[MATERIAL PROVIDED]
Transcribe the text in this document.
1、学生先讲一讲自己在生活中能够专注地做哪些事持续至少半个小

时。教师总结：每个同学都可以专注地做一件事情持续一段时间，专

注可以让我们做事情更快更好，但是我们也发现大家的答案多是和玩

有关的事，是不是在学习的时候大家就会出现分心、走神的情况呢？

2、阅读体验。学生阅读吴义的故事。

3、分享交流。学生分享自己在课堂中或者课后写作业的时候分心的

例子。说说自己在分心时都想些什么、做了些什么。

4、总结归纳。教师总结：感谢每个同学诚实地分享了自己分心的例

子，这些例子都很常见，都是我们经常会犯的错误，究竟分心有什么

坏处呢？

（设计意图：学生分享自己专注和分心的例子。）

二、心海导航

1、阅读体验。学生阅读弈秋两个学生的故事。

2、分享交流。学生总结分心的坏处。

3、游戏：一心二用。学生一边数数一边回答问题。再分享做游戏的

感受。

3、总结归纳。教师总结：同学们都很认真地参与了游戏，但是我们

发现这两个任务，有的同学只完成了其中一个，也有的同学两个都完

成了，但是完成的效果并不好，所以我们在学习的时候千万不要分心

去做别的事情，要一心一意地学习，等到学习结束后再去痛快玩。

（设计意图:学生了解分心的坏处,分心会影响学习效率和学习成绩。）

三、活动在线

[EXERCISE DESCRIPTION]
The entries above should be repeated exactly, every one of them.

[TASK SOLUTION]
Transcribe the text in this document.
1、学生先讲一讲自己在生活中能够专注地做哪些事持续至少半个小

时。教师总结：每个同学都可以专注地做一件事情持续一段时间，专

注可以让我们做事情更快更好，但是我们也发现大家的答案多是和玩

有关的事，是不是在学习的时候大家就会出现分心、走神的情况呢？

2、阅读体验。学生阅读吴义的故事。

3、分享交流。学生分享自己在课堂中或者课后写作业的时候分心的

例子。说说自己在分心时都想些什么、做了些什么。

4、总结归纳。教师总结：感谢每个同学诚实地分享了自己分心的例

子，这些例子都很常见，都是我们经常会犯的错误，究竟分心有什么

坏处呢？

（设计意图：学生分享自己专注和分心的例子。）

二、心海导航

1、阅读体验。学生阅读弈秋两个学生的故事。

2、分享交流。学生总结分心的坏处。

3、游戏：一心二用。学生一边数数一边回答问题。再分享做游戏的

感受。

3、总结归纳。教师总结：同学们都很认真地参与了游戏，但是我们

发现这两个任务，有的同学只完成了其中一个，也有的同学两个都完

成了，但是完成的效果并不好，所以我们在学习的时候千万不要分心

去做别的事情，要一心一意地学习，等到学习结束后再去痛快玩。

（设计意图:学生了解分心的坏处,分心会影响学习效率和学习成绩。）

三、活动在线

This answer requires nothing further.